[Records from a dataset]
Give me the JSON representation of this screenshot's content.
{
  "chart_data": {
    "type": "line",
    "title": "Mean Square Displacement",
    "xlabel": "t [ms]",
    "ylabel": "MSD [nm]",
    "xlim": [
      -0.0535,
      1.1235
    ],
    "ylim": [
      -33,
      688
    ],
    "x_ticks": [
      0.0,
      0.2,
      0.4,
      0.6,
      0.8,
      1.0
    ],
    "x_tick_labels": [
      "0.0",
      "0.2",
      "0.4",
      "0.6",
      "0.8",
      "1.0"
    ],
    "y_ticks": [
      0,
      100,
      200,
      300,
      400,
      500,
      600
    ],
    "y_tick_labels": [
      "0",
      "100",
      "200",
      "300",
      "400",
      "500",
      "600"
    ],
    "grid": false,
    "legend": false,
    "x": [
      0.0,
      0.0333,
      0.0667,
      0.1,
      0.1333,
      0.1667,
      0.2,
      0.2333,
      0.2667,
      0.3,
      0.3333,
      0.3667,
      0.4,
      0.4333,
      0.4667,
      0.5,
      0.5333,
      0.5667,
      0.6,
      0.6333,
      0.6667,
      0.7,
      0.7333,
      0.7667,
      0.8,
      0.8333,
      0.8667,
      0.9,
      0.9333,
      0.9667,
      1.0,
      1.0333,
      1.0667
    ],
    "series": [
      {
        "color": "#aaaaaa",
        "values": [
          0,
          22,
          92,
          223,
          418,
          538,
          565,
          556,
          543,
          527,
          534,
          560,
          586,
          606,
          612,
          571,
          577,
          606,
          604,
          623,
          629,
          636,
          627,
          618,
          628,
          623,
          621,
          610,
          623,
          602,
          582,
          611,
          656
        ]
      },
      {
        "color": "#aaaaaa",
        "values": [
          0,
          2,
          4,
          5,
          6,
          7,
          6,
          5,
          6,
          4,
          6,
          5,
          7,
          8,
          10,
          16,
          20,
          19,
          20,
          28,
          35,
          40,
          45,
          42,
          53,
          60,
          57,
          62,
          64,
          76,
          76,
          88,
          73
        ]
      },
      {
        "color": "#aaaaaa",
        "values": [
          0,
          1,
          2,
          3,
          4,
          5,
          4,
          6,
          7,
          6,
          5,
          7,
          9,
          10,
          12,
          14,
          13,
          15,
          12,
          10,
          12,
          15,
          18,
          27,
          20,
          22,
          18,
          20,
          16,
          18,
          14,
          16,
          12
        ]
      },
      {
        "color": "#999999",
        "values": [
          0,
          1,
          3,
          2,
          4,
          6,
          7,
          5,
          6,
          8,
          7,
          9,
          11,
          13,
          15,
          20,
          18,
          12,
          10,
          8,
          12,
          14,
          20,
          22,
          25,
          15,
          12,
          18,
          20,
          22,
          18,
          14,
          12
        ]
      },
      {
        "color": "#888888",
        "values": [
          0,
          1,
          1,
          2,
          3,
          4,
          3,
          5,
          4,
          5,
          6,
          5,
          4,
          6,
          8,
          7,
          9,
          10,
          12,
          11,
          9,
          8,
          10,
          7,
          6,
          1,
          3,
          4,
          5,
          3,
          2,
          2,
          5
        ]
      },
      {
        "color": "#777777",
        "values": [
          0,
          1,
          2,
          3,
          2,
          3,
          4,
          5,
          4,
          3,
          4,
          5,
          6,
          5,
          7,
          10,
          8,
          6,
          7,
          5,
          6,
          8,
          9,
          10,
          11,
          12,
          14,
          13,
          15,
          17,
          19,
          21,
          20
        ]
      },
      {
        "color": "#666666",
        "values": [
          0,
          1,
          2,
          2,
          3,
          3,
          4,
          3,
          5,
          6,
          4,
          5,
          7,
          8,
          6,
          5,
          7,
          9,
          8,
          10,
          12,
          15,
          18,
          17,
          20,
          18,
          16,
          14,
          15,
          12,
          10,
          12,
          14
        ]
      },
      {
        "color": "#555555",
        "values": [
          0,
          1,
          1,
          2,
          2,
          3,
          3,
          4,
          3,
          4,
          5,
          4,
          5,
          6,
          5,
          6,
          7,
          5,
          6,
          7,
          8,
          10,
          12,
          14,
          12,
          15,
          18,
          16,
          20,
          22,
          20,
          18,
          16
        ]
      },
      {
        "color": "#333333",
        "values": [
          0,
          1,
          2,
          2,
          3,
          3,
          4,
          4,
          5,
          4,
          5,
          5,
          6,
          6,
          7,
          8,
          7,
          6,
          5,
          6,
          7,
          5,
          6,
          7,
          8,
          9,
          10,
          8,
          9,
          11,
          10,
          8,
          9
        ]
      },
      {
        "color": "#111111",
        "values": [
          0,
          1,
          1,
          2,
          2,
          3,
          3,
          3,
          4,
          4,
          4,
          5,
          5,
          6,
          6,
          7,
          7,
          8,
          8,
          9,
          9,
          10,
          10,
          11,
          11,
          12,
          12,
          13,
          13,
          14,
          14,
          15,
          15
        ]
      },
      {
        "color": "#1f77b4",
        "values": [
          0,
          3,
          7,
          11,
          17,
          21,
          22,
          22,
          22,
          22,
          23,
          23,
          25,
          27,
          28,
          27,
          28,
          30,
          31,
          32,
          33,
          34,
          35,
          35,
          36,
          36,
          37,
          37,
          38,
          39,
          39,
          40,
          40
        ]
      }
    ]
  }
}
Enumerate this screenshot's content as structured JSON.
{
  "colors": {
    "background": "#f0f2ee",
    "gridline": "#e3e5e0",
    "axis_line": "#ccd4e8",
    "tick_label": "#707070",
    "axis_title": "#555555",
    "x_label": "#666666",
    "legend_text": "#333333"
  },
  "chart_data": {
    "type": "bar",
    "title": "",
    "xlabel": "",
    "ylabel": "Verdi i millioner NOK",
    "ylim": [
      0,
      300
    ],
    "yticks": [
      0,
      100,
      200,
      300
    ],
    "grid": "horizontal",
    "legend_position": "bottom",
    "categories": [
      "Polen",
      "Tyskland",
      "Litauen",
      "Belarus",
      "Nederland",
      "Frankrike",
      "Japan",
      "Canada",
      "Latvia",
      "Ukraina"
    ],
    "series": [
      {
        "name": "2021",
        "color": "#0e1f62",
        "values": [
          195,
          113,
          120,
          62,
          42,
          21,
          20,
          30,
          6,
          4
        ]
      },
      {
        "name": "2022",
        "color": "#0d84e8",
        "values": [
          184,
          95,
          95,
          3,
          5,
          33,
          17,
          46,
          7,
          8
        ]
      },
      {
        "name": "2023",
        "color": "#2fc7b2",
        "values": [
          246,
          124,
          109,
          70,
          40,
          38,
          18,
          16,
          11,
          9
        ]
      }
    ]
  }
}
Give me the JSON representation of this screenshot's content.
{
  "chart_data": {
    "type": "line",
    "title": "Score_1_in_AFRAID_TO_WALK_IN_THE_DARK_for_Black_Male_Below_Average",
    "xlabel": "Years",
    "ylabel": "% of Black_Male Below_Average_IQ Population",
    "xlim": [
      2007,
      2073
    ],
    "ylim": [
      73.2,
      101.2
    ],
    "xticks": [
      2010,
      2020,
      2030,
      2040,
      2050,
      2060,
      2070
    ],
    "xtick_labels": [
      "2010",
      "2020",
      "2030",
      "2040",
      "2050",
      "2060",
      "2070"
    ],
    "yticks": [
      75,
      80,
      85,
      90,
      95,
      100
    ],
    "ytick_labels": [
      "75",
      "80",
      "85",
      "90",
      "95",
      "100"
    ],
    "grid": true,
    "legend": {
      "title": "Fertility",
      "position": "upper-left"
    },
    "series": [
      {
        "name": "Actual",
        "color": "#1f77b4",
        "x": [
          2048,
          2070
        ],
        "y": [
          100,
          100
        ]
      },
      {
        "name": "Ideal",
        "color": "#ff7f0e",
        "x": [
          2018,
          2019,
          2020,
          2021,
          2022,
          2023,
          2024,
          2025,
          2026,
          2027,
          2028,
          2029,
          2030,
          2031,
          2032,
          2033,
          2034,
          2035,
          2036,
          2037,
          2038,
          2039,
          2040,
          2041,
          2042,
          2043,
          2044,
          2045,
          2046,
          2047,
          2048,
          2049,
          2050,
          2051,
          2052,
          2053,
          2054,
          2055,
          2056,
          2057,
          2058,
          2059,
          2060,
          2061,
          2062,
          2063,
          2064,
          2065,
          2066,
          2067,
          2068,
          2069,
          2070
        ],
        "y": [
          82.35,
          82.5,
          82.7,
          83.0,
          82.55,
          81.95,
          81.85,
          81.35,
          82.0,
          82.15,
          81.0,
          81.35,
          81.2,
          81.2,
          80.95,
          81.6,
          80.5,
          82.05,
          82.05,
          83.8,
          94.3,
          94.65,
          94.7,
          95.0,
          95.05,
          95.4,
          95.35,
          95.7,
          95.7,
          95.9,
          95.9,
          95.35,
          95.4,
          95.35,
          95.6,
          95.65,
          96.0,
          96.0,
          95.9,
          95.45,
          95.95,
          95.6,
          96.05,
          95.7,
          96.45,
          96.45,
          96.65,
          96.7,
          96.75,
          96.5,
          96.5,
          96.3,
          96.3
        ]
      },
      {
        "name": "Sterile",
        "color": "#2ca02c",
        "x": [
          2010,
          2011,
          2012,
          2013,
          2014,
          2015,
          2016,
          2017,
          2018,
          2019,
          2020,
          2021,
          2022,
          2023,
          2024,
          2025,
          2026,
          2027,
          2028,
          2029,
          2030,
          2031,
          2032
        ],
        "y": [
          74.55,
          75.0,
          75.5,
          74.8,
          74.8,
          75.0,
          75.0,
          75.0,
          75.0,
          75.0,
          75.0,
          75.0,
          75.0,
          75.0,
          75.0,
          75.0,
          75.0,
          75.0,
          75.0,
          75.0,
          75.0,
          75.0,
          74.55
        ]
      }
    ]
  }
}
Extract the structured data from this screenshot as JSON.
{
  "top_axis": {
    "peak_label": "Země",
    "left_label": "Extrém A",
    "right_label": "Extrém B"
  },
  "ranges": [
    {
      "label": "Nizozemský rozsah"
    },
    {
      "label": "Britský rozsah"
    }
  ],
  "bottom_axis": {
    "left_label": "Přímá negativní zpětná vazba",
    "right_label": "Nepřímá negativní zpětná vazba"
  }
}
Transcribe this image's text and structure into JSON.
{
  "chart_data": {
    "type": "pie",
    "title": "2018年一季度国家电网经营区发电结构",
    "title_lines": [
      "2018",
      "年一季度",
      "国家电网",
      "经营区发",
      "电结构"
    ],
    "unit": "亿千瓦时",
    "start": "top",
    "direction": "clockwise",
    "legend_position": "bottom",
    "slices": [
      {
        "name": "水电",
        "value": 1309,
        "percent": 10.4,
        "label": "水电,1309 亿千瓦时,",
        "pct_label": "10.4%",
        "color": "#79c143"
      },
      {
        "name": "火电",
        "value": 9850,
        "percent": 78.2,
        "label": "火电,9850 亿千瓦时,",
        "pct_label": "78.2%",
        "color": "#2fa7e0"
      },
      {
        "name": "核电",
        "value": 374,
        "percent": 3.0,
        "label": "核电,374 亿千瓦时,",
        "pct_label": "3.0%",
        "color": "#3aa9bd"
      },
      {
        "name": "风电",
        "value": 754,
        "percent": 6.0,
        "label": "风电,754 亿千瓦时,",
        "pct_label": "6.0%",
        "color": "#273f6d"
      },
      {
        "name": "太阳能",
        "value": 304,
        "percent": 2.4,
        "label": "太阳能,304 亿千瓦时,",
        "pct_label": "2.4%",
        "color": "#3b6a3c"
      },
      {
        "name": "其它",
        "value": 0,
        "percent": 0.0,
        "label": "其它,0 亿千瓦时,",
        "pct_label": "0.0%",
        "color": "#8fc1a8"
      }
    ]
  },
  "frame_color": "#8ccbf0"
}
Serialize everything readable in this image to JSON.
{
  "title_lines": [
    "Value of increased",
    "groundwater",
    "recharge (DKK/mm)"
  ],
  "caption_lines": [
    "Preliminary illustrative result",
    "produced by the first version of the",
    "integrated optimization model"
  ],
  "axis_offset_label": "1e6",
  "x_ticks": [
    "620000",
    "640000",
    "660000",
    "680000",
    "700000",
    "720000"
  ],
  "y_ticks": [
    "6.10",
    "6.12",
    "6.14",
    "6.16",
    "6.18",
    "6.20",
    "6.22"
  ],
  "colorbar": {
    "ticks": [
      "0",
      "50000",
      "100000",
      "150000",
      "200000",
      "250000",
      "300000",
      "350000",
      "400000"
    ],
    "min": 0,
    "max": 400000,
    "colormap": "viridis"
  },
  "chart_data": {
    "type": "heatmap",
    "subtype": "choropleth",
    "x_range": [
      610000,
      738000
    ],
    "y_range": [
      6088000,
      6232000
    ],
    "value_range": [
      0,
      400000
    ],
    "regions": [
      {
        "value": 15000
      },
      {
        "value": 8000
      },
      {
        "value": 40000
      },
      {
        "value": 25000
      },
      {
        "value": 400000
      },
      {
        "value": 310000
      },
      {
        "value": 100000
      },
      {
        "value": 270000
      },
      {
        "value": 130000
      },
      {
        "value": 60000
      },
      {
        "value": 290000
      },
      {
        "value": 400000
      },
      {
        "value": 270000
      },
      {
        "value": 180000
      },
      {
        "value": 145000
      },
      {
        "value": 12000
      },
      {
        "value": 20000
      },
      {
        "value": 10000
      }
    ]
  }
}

What this task involves:
Where a line holds "vazba", copy it out.

Result for this exercise:
    "left_label": "Přímá negativní zpětná vazba",
    "right_label": "Nepřímá negativní zpětná vazba"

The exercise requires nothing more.